━━━ Given data ━━━

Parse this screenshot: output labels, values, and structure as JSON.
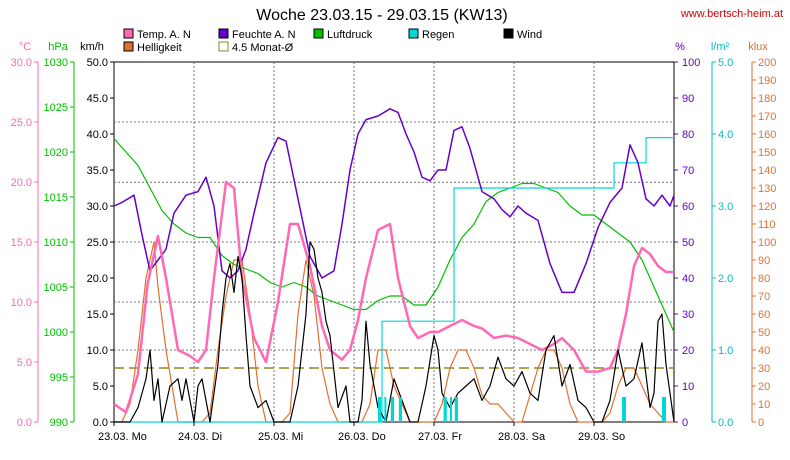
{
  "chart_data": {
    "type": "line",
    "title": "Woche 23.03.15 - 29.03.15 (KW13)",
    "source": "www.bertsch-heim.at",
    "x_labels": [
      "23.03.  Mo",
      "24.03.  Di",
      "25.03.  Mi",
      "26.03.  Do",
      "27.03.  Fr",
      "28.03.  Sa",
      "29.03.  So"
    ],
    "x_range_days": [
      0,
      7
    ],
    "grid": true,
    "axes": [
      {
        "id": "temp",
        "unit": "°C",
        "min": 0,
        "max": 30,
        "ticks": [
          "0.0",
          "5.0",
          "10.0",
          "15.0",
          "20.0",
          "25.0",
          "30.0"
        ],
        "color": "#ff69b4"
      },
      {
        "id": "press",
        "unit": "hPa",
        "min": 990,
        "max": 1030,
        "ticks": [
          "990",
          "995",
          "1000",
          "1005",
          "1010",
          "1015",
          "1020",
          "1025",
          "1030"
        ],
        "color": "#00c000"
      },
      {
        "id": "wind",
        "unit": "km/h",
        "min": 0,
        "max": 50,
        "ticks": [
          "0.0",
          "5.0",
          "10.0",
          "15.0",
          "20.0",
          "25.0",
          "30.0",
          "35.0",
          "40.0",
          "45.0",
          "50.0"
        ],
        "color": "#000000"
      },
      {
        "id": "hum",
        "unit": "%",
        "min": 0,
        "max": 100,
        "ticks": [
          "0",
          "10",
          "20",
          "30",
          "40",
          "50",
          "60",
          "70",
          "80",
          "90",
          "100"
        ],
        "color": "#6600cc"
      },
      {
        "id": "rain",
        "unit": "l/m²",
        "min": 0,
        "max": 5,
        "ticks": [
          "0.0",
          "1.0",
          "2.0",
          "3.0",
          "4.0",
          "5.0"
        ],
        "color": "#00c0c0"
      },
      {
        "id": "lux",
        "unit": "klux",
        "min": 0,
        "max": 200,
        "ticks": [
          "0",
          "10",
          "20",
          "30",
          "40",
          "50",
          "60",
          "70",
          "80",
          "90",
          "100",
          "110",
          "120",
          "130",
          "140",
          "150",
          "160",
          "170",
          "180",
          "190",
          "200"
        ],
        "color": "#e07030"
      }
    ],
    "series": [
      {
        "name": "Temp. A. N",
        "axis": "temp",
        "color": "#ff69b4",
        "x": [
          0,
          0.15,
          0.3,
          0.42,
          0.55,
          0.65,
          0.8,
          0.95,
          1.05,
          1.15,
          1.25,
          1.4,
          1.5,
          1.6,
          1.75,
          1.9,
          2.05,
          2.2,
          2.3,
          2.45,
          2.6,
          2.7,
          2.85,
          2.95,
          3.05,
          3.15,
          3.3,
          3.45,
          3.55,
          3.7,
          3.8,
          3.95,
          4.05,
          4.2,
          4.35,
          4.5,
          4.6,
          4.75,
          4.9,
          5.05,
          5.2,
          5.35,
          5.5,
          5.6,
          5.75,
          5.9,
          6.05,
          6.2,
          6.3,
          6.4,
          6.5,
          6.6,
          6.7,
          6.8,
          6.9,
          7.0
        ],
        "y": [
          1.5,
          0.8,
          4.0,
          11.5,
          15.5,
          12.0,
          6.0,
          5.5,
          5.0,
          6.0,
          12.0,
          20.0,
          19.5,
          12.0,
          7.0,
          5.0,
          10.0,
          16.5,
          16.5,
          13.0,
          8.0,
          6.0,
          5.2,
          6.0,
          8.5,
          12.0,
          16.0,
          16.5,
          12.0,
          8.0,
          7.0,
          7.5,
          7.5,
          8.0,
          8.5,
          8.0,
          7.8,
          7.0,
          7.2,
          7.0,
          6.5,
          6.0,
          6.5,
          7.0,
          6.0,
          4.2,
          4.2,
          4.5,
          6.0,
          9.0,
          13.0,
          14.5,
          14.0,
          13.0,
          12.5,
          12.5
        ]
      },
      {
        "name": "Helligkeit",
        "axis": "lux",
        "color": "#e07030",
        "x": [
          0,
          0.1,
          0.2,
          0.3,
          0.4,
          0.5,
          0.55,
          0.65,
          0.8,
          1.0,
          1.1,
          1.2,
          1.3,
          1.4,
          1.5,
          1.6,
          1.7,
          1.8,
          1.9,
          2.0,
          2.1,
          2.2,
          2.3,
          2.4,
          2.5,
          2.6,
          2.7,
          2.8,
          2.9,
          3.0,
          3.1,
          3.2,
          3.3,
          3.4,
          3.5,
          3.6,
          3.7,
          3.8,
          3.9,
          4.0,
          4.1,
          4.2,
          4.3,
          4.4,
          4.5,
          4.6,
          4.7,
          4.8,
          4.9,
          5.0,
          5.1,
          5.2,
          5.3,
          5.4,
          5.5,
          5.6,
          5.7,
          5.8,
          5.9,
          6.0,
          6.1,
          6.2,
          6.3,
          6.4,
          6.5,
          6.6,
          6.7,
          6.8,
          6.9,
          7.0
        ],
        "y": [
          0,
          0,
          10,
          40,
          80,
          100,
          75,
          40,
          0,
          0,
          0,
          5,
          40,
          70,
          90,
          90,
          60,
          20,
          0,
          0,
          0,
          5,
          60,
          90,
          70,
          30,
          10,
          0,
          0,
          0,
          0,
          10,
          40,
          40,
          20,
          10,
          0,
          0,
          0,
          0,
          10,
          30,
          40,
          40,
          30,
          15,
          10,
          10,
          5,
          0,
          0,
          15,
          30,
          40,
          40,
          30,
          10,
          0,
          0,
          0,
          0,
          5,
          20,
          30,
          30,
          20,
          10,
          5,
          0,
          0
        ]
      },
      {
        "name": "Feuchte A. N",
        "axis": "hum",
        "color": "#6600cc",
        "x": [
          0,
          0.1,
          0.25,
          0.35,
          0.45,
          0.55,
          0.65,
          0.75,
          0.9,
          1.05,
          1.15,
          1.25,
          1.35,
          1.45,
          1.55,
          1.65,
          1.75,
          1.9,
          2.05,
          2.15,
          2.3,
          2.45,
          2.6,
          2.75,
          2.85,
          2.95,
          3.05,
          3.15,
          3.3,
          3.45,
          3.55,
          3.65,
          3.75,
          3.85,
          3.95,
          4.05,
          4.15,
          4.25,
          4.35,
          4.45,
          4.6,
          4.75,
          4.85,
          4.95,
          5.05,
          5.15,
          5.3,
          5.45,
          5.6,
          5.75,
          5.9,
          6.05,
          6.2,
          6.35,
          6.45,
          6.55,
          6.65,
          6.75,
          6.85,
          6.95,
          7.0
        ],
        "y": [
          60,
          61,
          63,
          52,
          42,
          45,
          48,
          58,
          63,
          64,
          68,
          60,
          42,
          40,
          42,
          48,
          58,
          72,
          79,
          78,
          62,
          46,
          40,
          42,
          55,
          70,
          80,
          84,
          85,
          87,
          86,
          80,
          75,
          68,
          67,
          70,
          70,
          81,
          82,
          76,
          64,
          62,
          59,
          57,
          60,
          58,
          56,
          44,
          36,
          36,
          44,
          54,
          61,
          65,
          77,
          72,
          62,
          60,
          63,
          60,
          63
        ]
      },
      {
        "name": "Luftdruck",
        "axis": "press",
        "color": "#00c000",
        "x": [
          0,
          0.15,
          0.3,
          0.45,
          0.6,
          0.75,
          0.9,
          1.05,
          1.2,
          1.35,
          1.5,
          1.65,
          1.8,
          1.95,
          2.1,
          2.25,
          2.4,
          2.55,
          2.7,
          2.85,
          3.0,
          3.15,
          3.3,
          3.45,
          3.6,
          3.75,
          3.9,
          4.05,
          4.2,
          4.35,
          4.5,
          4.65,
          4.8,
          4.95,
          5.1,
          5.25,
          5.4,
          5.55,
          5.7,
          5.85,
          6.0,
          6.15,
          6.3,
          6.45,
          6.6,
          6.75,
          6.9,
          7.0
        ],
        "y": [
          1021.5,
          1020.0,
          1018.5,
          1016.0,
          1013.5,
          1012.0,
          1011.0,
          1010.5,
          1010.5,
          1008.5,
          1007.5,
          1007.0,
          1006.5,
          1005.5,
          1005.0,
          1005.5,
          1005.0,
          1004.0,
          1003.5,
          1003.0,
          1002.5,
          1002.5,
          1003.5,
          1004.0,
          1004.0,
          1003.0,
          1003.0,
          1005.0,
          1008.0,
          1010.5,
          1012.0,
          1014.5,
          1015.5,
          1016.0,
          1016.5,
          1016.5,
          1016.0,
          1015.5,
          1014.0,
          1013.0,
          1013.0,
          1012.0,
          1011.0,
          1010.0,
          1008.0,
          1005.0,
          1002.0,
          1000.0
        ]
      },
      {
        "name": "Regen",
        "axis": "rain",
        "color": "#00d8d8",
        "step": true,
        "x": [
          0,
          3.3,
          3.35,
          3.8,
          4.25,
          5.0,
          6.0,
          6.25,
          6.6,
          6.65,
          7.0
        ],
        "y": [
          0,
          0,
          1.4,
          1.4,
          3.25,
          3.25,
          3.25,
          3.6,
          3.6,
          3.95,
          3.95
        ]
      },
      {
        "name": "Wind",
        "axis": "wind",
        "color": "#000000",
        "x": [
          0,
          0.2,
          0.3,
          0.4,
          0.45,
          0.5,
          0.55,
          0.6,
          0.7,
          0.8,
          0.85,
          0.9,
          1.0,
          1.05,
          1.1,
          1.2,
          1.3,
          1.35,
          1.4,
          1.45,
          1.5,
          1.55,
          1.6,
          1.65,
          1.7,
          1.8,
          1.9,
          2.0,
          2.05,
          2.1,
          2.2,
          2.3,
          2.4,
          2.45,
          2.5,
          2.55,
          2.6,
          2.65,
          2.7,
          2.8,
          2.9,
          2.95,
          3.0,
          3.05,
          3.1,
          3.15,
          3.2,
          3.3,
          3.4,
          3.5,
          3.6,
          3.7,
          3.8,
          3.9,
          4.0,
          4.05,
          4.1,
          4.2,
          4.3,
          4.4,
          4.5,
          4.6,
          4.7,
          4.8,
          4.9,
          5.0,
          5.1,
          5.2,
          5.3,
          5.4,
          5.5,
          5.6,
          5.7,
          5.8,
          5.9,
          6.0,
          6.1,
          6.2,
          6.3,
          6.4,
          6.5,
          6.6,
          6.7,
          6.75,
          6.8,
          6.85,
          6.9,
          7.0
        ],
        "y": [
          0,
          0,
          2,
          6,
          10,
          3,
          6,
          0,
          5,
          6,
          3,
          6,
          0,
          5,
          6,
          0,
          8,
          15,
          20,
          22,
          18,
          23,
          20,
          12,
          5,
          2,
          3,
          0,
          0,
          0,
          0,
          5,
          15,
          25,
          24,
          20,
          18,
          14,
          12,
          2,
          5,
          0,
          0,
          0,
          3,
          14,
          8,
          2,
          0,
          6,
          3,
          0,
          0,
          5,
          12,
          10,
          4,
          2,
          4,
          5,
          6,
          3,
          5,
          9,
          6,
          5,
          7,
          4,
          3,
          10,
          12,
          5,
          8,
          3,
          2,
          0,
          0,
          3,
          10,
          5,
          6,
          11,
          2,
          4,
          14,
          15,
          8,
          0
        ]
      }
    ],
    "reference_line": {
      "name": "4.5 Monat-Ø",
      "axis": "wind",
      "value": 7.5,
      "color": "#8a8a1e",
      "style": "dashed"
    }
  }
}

━━━

◆ Problem to work on
From the data above, work out how many lines hold "name". Answer with the number alone.

◆ Task answer
7